> Data section:
>>>
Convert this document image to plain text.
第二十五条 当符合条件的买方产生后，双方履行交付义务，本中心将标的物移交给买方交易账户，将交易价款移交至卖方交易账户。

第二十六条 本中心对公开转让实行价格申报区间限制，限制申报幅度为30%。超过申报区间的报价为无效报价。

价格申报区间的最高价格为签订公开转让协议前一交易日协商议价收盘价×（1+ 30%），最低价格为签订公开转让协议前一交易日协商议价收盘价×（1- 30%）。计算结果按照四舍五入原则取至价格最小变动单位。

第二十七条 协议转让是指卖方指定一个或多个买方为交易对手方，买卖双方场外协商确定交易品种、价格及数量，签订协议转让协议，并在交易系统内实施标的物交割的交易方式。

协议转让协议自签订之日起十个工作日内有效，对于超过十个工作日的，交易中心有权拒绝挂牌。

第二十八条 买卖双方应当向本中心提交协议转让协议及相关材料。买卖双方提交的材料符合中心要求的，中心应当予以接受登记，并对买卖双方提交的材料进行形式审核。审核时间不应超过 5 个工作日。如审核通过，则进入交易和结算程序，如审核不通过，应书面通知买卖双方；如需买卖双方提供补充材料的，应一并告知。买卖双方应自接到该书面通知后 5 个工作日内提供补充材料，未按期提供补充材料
<<<
> Exercise: Quote all the records. Keep every word exact.

> Final answer:
Convert this document image to plain text.
第二十五条 当符合条件的买方产生后，双方履行交付义务，本中心将标的物移交给买方交易账户，将交易价款移交至卖方交易账户。

第二十六条 本中心对公开转让实行价格申报区间限制，限制申报幅度为30%。超过申报区间的报价为无效报价。

价格申报区间的最高价格为签订公开转让协议前一交易日协商议价收盘价×（1+ 30%），最低价格为签订公开转让协议前一交易日协商议价收盘价×（1- 30%）。计算结果按照四舍五入原则取至价格最小变动单位。

第二十七条 协议转让是指卖方指定一个或多个买方为交易对手方，买卖双方场外协商确定交易品种、价格及数量，签订协议转让协议，并在交易系统内实施标的物交割的交易方式。

协议转让协议自签订之日起十个工作日内有效，对于超过十个工作日的，交易中心有权拒绝挂牌。

第二十八条 买卖双方应当向本中心提交协议转让协议及相关材料。买卖双方提交的材料符合中心要求的，中心应当予以接受登记，并对买卖双方提交的材料进行形式审核。审核时间不应超过 5 个工作日。如审核通过，则进入交易和结算程序，如审核不通过，应书面通知买卖双方；如需买卖双方提供补充材料的，应一并告知。买卖双方应自接到该书面通知后 5 个工作日内提供补充材料，未按期提供补充材料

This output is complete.